### Instruções do exercício
Copie sem nenhuma alteração as linhas dos dados abaixo, começando pela linha que contém "Segment this screenshot: for" e seguindo até a linha que contém "x-tick-label: 100 — [548, 549, 573, 564]", incluindo as duas. Deixe as imagens fora da resposta.
───── Dados da tarefa ─────
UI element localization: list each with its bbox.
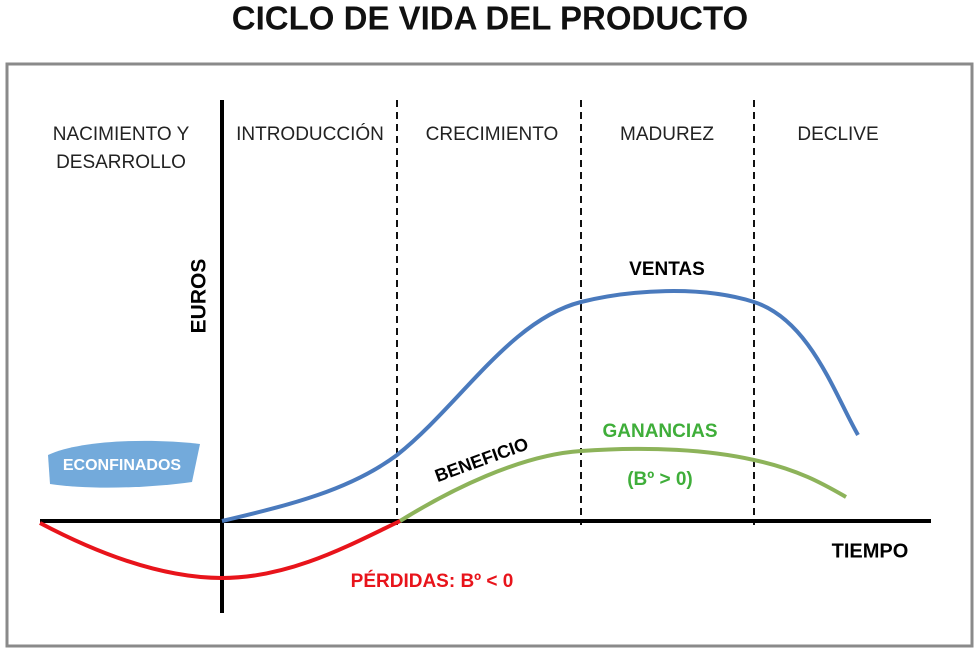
─────
───── Dados da tarefa ─────
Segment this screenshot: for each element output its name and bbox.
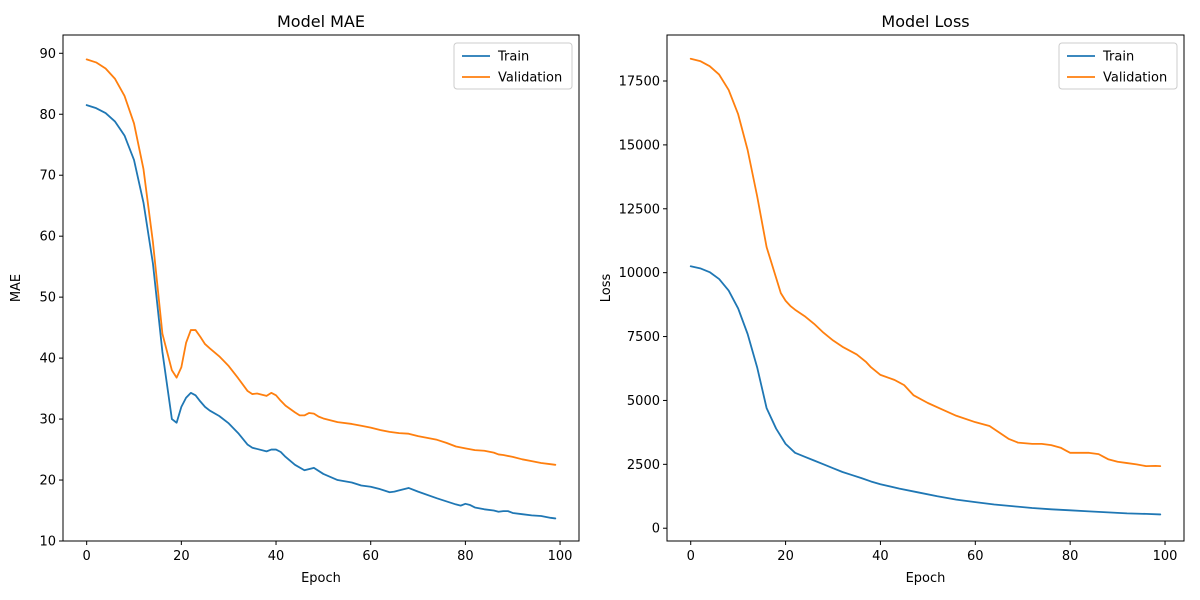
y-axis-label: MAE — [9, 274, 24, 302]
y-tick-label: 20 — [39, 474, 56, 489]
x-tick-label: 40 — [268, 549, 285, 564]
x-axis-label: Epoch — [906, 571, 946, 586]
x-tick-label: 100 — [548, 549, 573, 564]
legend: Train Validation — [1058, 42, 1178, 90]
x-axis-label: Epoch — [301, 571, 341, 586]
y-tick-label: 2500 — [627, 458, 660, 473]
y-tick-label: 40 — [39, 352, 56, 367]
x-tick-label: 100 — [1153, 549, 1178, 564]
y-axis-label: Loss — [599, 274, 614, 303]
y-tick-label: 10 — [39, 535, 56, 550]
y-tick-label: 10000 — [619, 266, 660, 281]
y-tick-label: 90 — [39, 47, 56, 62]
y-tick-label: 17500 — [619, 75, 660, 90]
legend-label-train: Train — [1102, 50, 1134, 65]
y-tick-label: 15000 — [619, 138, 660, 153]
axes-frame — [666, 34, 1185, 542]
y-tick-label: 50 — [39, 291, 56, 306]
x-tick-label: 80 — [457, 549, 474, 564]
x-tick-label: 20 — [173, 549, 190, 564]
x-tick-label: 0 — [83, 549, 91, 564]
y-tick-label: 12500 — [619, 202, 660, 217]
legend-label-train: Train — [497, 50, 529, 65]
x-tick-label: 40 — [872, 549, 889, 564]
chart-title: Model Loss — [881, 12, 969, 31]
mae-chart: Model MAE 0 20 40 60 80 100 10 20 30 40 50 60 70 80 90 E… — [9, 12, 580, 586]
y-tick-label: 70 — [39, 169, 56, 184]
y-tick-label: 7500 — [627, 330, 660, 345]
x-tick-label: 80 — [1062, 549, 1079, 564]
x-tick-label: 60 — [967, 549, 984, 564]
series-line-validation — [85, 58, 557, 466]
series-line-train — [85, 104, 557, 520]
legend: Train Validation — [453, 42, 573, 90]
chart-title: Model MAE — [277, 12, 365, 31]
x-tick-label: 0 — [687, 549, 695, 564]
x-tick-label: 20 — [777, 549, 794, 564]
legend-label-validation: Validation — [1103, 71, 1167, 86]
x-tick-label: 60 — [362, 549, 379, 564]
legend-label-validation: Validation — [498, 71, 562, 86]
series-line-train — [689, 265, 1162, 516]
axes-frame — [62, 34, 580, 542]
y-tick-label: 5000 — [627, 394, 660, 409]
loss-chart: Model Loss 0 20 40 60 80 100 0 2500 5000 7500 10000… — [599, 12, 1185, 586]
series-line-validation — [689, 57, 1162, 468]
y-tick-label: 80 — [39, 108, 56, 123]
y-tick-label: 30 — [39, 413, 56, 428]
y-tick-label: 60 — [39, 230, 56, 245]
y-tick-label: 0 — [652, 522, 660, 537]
─────
### Solução do problema
Segment this screenshot: for each element output its name and bbox.
y-axis-label: MAE — [9, 274, 24, 302]
y-tick-label: 20 — [39, 474, 56, 489]
x-tick-label: 40 — [268, 549, 285, 564]
x-axis-label: Epoch — [906, 571, 946, 586]
x-tick-label: 100 — [548, 549, 573, 564]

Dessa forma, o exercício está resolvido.